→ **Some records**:
________________________

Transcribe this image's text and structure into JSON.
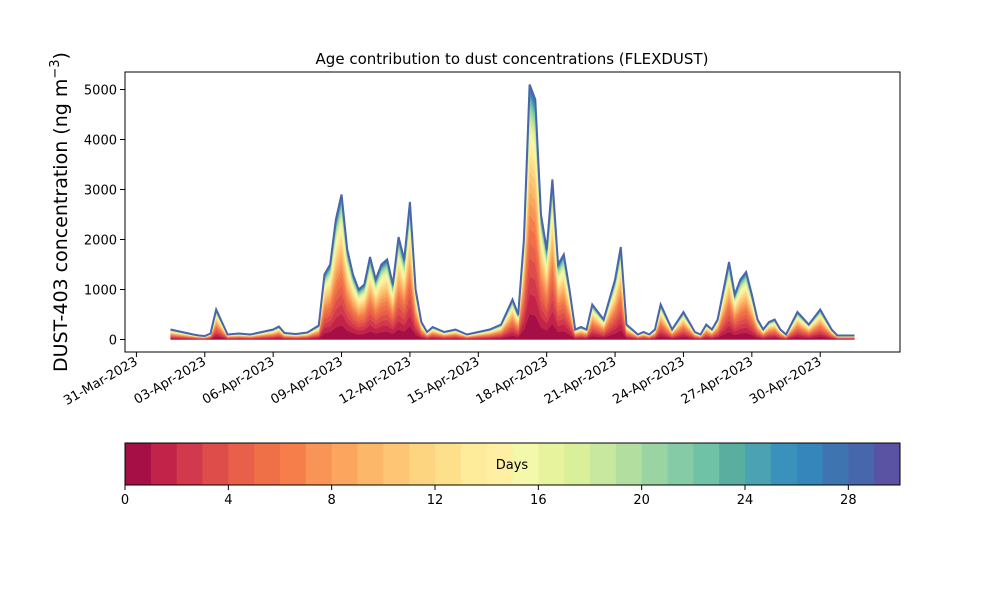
{
  "chart_data": {
    "type": "area",
    "stacked": true,
    "title": "Age contribution to dust concentrations (FLEXDUST)",
    "ylabel": "DUST-403 concentration (ng m",
    "ylabel_sup": "−3",
    "ylabel_close": ")",
    "xlabel": "",
    "ylim": [
      -250,
      5350
    ],
    "yticks": [
      0,
      1000,
      2000,
      3000,
      4000,
      5000
    ],
    "x_axis_start": "2023-03-30T12:00",
    "x_axis_end": "2023-05-03T12:00",
    "xticks": [
      "31-Mar-2023",
      "03-Apr-2023",
      "06-Apr-2023",
      "09-Apr-2023",
      "12-Apr-2023",
      "15-Apr-2023",
      "18-Apr-2023",
      "21-Apr-2023",
      "24-Apr-2023",
      "27-Apr-2023",
      "30-Apr-2023"
    ],
    "xtick_dates": [
      "2023-03-31",
      "2023-04-03",
      "2023-04-06",
      "2023-04-09",
      "2023-04-12",
      "2023-04-15",
      "2023-04-18",
      "2023-04-21",
      "2023-04-24",
      "2023-04-27",
      "2023-04-30"
    ],
    "total": {
      "x": [
        "2023-04-01T12:00",
        "2023-04-02T00:00",
        "2023-04-02T12:00",
        "2023-04-02T18:00",
        "2023-04-03T00:00",
        "2023-04-03T06:00",
        "2023-04-03T12:00",
        "2023-04-04T00:00",
        "2023-04-04T12:00",
        "2023-04-05T00:00",
        "2023-04-05T12:00",
        "2023-04-06T00:00",
        "2023-04-06T06:00",
        "2023-04-06T12:00",
        "2023-04-07T00:00",
        "2023-04-07T12:00",
        "2023-04-08T00:00",
        "2023-04-08T06:00",
        "2023-04-08T12:00",
        "2023-04-08T18:00",
        "2023-04-09T00:00",
        "2023-04-09T06:00",
        "2023-04-09T12:00",
        "2023-04-09T18:00",
        "2023-04-10T00:00",
        "2023-04-10T06:00",
        "2023-04-10T12:00",
        "2023-04-10T18:00",
        "2023-04-11T00:00",
        "2023-04-11T06:00",
        "2023-04-11T12:00",
        "2023-04-11T18:00",
        "2023-04-12T00:00",
        "2023-04-12T06:00",
        "2023-04-12T12:00",
        "2023-04-12T18:00",
        "2023-04-13T00:00",
        "2023-04-13T12:00",
        "2023-04-14T00:00",
        "2023-04-14T12:00",
        "2023-04-15T00:00",
        "2023-04-15T12:00",
        "2023-04-16T00:00",
        "2023-04-16T12:00",
        "2023-04-16T18:00",
        "2023-04-17T00:00",
        "2023-04-17T06:00",
        "2023-04-17T12:00",
        "2023-04-17T18:00",
        "2023-04-18T00:00",
        "2023-04-18T06:00",
        "2023-04-18T12:00",
        "2023-04-18T18:00",
        "2023-04-19T00:00",
        "2023-04-19T06:00",
        "2023-04-19T12:00",
        "2023-04-19T18:00",
        "2023-04-20T00:00",
        "2023-04-20T12:00",
        "2023-04-21T00:00",
        "2023-04-21T06:00",
        "2023-04-21T12:00",
        "2023-04-21T18:00",
        "2023-04-22T00:00",
        "2023-04-22T06:00",
        "2023-04-22T12:00",
        "2023-04-22T18:00",
        "2023-04-23T00:00",
        "2023-04-23T12:00",
        "2023-04-24T00:00",
        "2023-04-24T12:00",
        "2023-04-24T18:00",
        "2023-04-25T00:00",
        "2023-04-25T06:00",
        "2023-04-25T12:00",
        "2023-04-26T00:00",
        "2023-04-26T06:00",
        "2023-04-26T12:00",
        "2023-04-26T18:00",
        "2023-04-27T00:00",
        "2023-04-27T06:00",
        "2023-04-27T12:00",
        "2023-04-27T18:00",
        "2023-04-28T00:00",
        "2023-04-28T06:00",
        "2023-04-28T12:00",
        "2023-04-29T00:00",
        "2023-04-29T12:00",
        "2023-04-30T00:00",
        "2023-04-30T06:00",
        "2023-04-30T12:00",
        "2023-04-30T18:00",
        "2023-05-01T00:00",
        "2023-05-01T12:00"
      ],
      "y": [
        200,
        150,
        100,
        80,
        70,
        120,
        600,
        100,
        120,
        100,
        150,
        200,
        260,
        130,
        110,
        140,
        280,
        1300,
        1500,
        2400,
        2900,
        1800,
        1300,
        1000,
        1100,
        1650,
        1200,
        1500,
        1600,
        1100,
        2050,
        1600,
        2750,
        1000,
        350,
        150,
        250,
        150,
        200,
        100,
        150,
        200,
        300,
        800,
        500,
        2000,
        5100,
        4800,
        2500,
        1800,
        3200,
        1500,
        1700,
        1000,
        200,
        250,
        200,
        700,
        400,
        1200,
        1850,
        300,
        200,
        100,
        150,
        100,
        200,
        700,
        200,
        550,
        150,
        100,
        300,
        200,
        400,
        1550,
        900,
        1200,
        1350,
        900,
        400,
        200,
        350,
        400,
        200,
        100,
        550,
        300,
        600,
        400,
        200,
        80,
        80,
        80
      ]
    },
    "age_fractions": [
      0.1,
      0.08,
      0.07,
      0.07,
      0.06,
      0.06,
      0.05,
      0.05,
      0.045,
      0.04,
      0.04,
      0.035,
      0.035,
      0.03,
      0.03,
      0.025,
      0.025,
      0.02,
      0.02,
      0.02,
      0.015,
      0.015,
      0.015,
      0.01,
      0.01,
      0.01,
      0.008,
      0.008,
      0.006,
      0.005
    ],
    "colorbar": {
      "label": "Days",
      "min": 0,
      "max": 30,
      "levels": 30,
      "ticks": [
        0,
        4,
        8,
        12,
        16,
        20,
        24,
        28
      ],
      "colors": [
        "#a50f45",
        "#c22348",
        "#d3394d",
        "#df4d4b",
        "#e9604a",
        "#ef7047",
        "#f57e4b",
        "#f89455",
        "#fca55e",
        "#fdb769",
        "#fec674",
        "#fdd480",
        "#fee08b",
        "#feec9b",
        "#feefa2",
        "#f3f8aa",
        "#e8f49d",
        "#d9ef9a",
        "#c8e89f",
        "#b2de9f",
        "#9bd4a3",
        "#84cba6",
        "#6fc2a5",
        "#5aae9f",
        "#4aa2b2",
        "#3a91bc",
        "#3486bb",
        "#3e75b1",
        "#4866ab",
        "#5a53a4"
      ]
    }
  }
}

________________________

→ **Exercise requirements**: Omit the pictures, then output the rest of the listing exactly.

→ **Written response**:
Transcribe this image's text and structure into JSON.
{
  "chart_data": {
    "type": "area",
    "stacked": true,
    "title": "Age contribution to dust concentrations (FLEXDUST)",
    "ylabel": "DUST-403 concentration (ng m",
    "ylabel_sup": "−3",
    "ylabel_close": ")",
    "xlabel": "",
    "ylim": [
      -250,
      5350
    ],
    "yticks": [
      0,
      1000,
      2000,
      3000,
      4000,
      5000
    ],
    "x_axis_start": "2023-03-30T12:00",
    "x_axis_end": "2023-05-03T12:00",
    "xticks": [
      "31-Mar-2023",
      "03-Apr-2023",
      "06-Apr-2023",
      "09-Apr-2023",
      "12-Apr-2023",
      "15-Apr-2023",
      "18-Apr-2023",
      "21-Apr-2023",
      "24-Apr-2023",
      "27-Apr-2023",
      "30-Apr-2023"
    ],
    "xtick_dates": [
      "2023-03-31",
      "2023-04-03",
      "2023-04-06",
      "2023-04-09",
      "2023-04-12",
      "2023-04-15",
      "2023-04-18",
      "2023-04-21",
      "2023-04-24",
      "2023-04-27",
      "2023-04-30"
    ],
    "total": {
      "x": [
        "2023-04-01T12:00",
        "2023-04-02T00:00",
        "2023-04-02T12:00",
        "2023-04-02T18:00",
        "2023-04-03T00:00",
        "2023-04-03T06:00",
        "2023-04-03T12:00",
        "2023-04-04T00:00",
        "2023-04-04T12:00",
        "2023-04-05T00:00",
        "2023-04-05T12:00",
        "2023-04-06T00:00",
        "2023-04-06T06:00",
        "2023-04-06T12:00",
        "2023-04-07T00:00",
        "2023-04-07T12:00",
        "2023-04-08T00:00",
        "2023-04-08T06:00",
        "2023-04-08T12:00",
        "2023-04-08T18:00",
        "2023-04-09T00:00",
        "2023-04-09T06:00",
        "2023-04-09T12:00",
        "2023-04-09T18:00",
        "2023-04-10T00:00",
        "2023-04-10T06:00",
        "2023-04-10T12:00",
        "2023-04-10T18:00",
        "2023-04-11T00:00",
        "2023-04-11T06:00",
        "2023-04-11T12:00",
        "2023-04-11T18:00",
        "2023-04-12T00:00",
        "2023-04-12T06:00",
        "2023-04-12T12:00",
        "2023-04-12T18:00",
        "2023-04-13T00:00",
        "2023-04-13T12:00",
        "2023-04-14T00:00",
        "2023-04-14T12:00",
        "2023-04-15T00:00",
        "2023-04-15T12:00",
        "2023-04-16T00:00",
        "2023-04-16T12:00",
        "2023-04-16T18:00",
        "2023-04-17T00:00",
        "2023-04-17T06:00",
        "2023-04-17T12:00",
        "2023-04-17T18:00",
        "2023-04-18T00:00",
        "2023-04-18T06:00",
        "2023-04-18T12:00",
        "2023-04-18T18:00",
        "2023-04-19T00:00",
        "2023-04-19T06:00",
        "2023-04-19T12:00",
        "2023-04-19T18:00",
        "2023-04-20T00:00",
        "2023-04-20T12:00",
        "2023-04-21T00:00",
        "2023-04-21T06:00",
        "2023-04-21T12:00",
        "2023-04-21T18:00",
        "2023-04-22T00:00",
        "2023-04-22T06:00",
        "2023-04-22T12:00",
        "2023-04-22T18:00",
        "2023-04-23T00:00",
        "2023-04-23T12:00",
        "2023-04-24T00:00",
        "2023-04-24T12:00",
        "2023-04-24T18:00",
        "2023-04-25T00:00",
        "2023-04-25T06:00",
        "2023-04-25T12:00",
        "2023-04-26T00:00",
        "2023-04-26T06:00",
        "2023-04-26T12:00",
        "2023-04-26T18:00",
        "2023-04-27T00:00",
        "2023-04-27T06:00",
        "2023-04-27T12:00",
        "2023-04-27T18:00",
        "2023-04-28T00:00",
        "2023-04-28T06:00",
        "2023-04-28T12:00",
        "2023-04-29T00:00",
        "2023-04-29T12:00",
        "2023-04-30T00:00",
        "2023-04-30T06:00",
        "2023-04-30T12:00",
        "2023-04-30T18:00",
        "2023-05-01T00:00",
        "2023-05-01T12:00"
      ],
      "y": [
        200,
        150,
        100,
        80,
        70,
        120,
        600,
        100,
        120,
        100,
        150,
        200,
        260,
        130,
        110,
        140,
        280,
        1300,
        1500,
        2400,
        2900,
        1800,
        1300,
        1000,
        1100,
        1650,
        1200,
        1500,
        1600,
        1100,
        2050,
        1600,
        2750,
        1000,
        350,
        150,
        250,
        150,
        200,
        100,
        150,
        200,
        300,
        800,
        500,
        2000,
        5100,
        4800,
        2500,
        1800,
        3200,
        1500,
        1700,
        1000,
        200,
        250,
        200,
        700,
        400,
        1200,
        1850,
        300,
        200,
        100,
        150,
        100,
        200,
        700,
        200,
        550,
        150,
        100,
        300,
        200,
        400,
        1550,
        900,
        1200,
        1350,
        900,
        400,
        200,
        350,
        400,
        200,
        100,
        550,
        300,
        600,
        400,
        200,
        80,
        80,
        80
      ]
    },
    "age_fractions": [
      0.1,
      0.08,
      0.07,
      0.07,
      0.06,
      0.06,
      0.05,
      0.05,
      0.045,
      0.04,
      0.04,
      0.035,
      0.035,
      0.03,
      0.03,
      0.025,
      0.025,
      0.02,
      0.02,
      0.02,
      0.015,
      0.015,
      0.015,
      0.01,
      0.01,
      0.01,
      0.008,
      0.008,
      0.006,
      0.005
    ],
    "colorbar": {
      "label": "Days",
      "min": 0,
      "max": 30,
      "levels": 30,
      "ticks": [
        0,
        4,
        8,
        12,
        16,
        20,
        24,
        28
      ],
      "colors": [
        "#a50f45",
        "#c22348",
        "#d3394d",
        "#df4d4b",
        "#e9604a",
        "#ef7047",
        "#f57e4b",
        "#f89455",
        "#fca55e",
        "#fdb769",
        "#fec674",
        "#fdd480",
        "#fee08b",
        "#feec9b",
        "#feefa2",
        "#f3f8aa",
        "#e8f49d",
        "#d9ef9a",
        "#c8e89f",
        "#b2de9f",
        "#9bd4a3",
        "#84cba6",
        "#6fc2a5",
        "#5aae9f",
        "#4aa2b2",
        "#3a91bc",
        "#3486bb",
        "#3e75b1",
        "#4866ab",
        "#5a53a4"
      ]
    }
  }
}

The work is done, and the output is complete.